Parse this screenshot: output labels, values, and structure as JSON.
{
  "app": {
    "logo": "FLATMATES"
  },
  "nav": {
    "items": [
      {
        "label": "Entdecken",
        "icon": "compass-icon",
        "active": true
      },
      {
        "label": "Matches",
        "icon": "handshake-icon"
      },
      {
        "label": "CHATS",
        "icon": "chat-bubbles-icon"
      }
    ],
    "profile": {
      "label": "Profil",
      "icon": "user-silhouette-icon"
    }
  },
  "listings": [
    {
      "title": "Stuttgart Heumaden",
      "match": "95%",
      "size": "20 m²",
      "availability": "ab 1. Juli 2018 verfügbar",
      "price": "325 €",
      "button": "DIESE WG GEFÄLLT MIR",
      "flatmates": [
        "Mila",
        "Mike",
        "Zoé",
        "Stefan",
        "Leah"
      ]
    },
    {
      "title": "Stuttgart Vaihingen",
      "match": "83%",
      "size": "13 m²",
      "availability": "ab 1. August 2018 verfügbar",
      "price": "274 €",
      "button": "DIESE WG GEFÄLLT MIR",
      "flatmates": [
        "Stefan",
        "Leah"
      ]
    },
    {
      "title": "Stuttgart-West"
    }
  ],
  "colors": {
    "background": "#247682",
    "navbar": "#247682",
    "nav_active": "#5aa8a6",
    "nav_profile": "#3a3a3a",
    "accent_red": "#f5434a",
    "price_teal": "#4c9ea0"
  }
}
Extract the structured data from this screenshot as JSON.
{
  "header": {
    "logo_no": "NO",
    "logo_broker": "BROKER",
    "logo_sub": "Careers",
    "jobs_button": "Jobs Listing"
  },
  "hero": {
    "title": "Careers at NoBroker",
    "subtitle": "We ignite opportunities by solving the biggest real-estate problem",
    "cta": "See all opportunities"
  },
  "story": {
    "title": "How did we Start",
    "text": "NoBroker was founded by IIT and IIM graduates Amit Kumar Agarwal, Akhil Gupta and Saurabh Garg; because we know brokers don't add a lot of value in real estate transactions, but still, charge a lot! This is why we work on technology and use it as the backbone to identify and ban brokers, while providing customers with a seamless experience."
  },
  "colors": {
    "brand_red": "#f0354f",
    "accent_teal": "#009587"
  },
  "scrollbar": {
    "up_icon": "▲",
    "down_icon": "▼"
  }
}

(Exercise details) Every entry should be printed again exactly as written.

(The result)
Parse this screenshot: output labels, values, and structure as JSON.
{
  "app": {
    "logo": "FLATMATES"
  },
  "nav": {
    "items": [
      {
        "label": "Entdecken",
        "icon": "compass-icon",
        "active": true
      },
      {
        "label": "Matches",
        "icon": "handshake-icon"
      },
      {
        "label": "CHATS",
        "icon": "chat-bubbles-icon"
      }
    ],
    "profile": {
      "label": "Profil",
      "icon": "user-silhouette-icon"
    }
  },
  "listings": [
    {
      "title": "Stuttgart Heumaden",
      "match": "95%",
      "size": "20 m²",
      "availability": "ab 1. Juli 2018 verfügbar",
      "price": "325 €",
      "button": "DIESE WG GEFÄLLT MIR",
      "flatmates": [
        "Mila",
        "Mike",
        "Zoé",
        "Stefan",
        "Leah"
      ]
    },
    {
      "title": "Stuttgart Vaihingen",
      "match": "83%",
      "size": "13 m²",
      "availability": "ab 1. August 2018 verfügbar",
      "price": "274 €",
      "button": "DIESE WG GEFÄLLT MIR",
      "flatmates": [
        "Stefan",
        "Leah"
      ]
    },
    {
      "title": "Stuttgart-West"
    }
  ],
  "colors": {
    "background": "#247682",
    "navbar": "#247682",
    "nav_active": "#5aa8a6",
    "nav_profile": "#3a3a3a",
    "accent_red": "#f5434a",
    "price_teal": "#4c9ea0"
  }
}
Extract the structured data from this screenshot as JSON.
{
  "header": {
    "logo_no": "NO",
    "logo_broker": "BROKER",
    "logo_sub": "Careers",
    "jobs_button": "Jobs Listing"
  },
  "hero": {
    "title": "Careers at NoBroker",
    "subtitle": "We ignite opportunities by solving the biggest real-estate problem",
    "cta": "See all opportunities"
  },
  "story": {
    "title": "How did we Start",
    "text": "NoBroker was founded by IIT and IIM graduates Amit Kumar Agarwal, Akhil Gupta and Saurabh Garg; because we know brokers don't add a lot of value in real estate transactions, but still, charge a lot! This is why we work on technology and use it as the backbone to identify and ban brokers, while providing customers with a seamless experience."
  },
  "colors": {
    "brand_red": "#f0354f",
    "accent_teal": "#009587"
  },
  "scrollbar": {
    "up_icon": "▲",
    "down_icon": "▼"
  }
}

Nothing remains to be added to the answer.